### BRIEF
Extract all of the entries and set them down verbatim.

(Data items)
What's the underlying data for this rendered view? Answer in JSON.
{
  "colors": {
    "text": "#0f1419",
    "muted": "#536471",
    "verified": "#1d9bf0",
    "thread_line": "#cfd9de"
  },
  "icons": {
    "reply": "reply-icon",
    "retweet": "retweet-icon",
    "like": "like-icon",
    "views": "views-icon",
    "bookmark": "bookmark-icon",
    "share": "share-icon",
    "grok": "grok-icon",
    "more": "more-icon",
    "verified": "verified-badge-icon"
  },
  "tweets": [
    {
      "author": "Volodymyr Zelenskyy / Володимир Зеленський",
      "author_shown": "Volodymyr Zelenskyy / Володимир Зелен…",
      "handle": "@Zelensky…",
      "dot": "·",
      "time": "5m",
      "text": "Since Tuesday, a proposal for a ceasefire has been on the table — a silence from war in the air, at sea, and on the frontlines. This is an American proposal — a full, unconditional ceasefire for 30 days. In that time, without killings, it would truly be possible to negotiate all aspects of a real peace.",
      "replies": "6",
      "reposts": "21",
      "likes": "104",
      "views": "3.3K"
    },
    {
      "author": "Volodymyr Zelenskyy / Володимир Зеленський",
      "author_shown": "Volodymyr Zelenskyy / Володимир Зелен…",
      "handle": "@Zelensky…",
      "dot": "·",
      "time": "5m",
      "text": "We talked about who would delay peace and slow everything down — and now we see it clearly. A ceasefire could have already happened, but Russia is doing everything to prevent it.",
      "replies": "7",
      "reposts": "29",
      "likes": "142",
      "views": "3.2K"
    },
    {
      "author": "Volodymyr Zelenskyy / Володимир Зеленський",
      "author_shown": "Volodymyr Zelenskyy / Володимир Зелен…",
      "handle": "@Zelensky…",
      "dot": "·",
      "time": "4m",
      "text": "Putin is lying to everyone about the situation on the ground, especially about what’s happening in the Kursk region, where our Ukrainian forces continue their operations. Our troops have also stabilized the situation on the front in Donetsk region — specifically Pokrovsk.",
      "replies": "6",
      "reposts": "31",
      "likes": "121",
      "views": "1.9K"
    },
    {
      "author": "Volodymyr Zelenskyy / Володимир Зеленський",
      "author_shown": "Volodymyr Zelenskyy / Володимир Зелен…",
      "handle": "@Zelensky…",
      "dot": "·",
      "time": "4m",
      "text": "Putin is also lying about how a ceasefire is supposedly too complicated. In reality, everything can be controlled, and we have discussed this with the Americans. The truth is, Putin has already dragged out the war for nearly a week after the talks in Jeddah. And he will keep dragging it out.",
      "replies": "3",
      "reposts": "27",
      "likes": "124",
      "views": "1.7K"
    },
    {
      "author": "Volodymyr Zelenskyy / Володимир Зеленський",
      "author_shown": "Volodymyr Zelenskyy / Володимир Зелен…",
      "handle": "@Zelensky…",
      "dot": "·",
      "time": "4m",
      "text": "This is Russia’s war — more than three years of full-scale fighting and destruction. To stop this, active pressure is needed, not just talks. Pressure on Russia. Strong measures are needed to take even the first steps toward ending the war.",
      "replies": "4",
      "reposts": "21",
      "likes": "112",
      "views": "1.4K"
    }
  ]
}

### OUTPUT
What's the underlying data for this rendered view? Answer in JSON.
{
  "colors": {
    "text": "#0f1419",
    "muted": "#536471",
    "verified": "#1d9bf0",
    "thread_line": "#cfd9de"
  },
  "icons": {
    "reply": "reply-icon",
    "retweet": "retweet-icon",
    "like": "like-icon",
    "views": "views-icon",
    "bookmark": "bookmark-icon",
    "share": "share-icon",
    "grok": "grok-icon",
    "more": "more-icon",
    "verified": "verified-badge-icon"
  },
  "tweets": [
    {
      "author": "Volodymyr Zelenskyy / Володимир Зеленський",
      "author_shown": "Volodymyr Zelenskyy / Володимир Зелен…",
      "handle": "@Zelensky…",
      "dot": "·",
      "time": "5m",
      "text": "Since Tuesday, a proposal for a ceasefire has been on the table — a silence from war in the air, at sea, and on the frontlines. This is an American proposal — a full, unconditional ceasefire for 30 days. In that time, without killings, it would truly be possible to negotiate all aspects of a real peace.",
      "replies": "6",
      "reposts": "21",
      "likes": "104",
      "views": "3.3K"
    },
    {
      "author": "Volodymyr Zelenskyy / Володимир Зеленський",
      "author_shown": "Volodymyr Zelenskyy / Володимир Зелен…",
      "handle": "@Zelensky…",
      "dot": "·",
      "time": "5m",
      "text": "We talked about who would delay peace and slow everything down — and now we see it clearly. A ceasefire could have already happened, but Russia is doing everything to prevent it.",
      "replies": "7",
      "reposts": "29",
      "likes": "142",
      "views": "3.2K"
    },
    {
      "author": "Volodymyr Zelenskyy / Володимир Зеленський",
      "author_shown": "Volodymyr Zelenskyy / Володимир Зелен…",
      "handle": "@Zelensky…",
      "dot": "·",
      "time": "4m",
      "text": "Putin is lying to everyone about the situation on the ground, especially about what’s happening in the Kursk region, where our Ukrainian forces continue their operations. Our troops have also stabilized the situation on the front in Donetsk region — specifically Pokrovsk.",
      "replies": "6",
      "reposts": "31",
      "likes": "121",
      "views": "1.9K"
    },
    {
      "author": "Volodymyr Zelenskyy / Володимир Зеленський",
      "author_shown": "Volodymyr Zelenskyy / Володимир Зелен…",
      "handle": "@Zelensky…",
      "dot": "·",
      "time": "4m",
      "text": "Putin is also lying about how a ceasefire is supposedly too complicated. In reality, everything can be controlled, and we have discussed this with the Americans. The truth is, Putin has already dragged out the war for nearly a week after the talks in Jeddah. And he will keep dragging it out.",
      "replies": "3",
      "reposts": "27",
      "likes": "124",
      "views": "1.7K"
    },
    {
      "author": "Volodymyr Zelenskyy / Володимир Зеленський",
      "author_shown": "Volodymyr Zelenskyy / Володимир Зелен…",
      "handle": "@Zelensky…",
      "dot": "·",
      "time": "4m",
      "text": "This is Russia’s war — more than three years of full-scale fighting and destruction. To stop this, active pressure is needed, not just talks. Pressure on Russia. Strong measures are needed to take even the first steps toward ending the war.",
      "replies": "4",
      "reposts": "21",
      "likes": "112",
      "views": "1.4K"
    }
  ]
}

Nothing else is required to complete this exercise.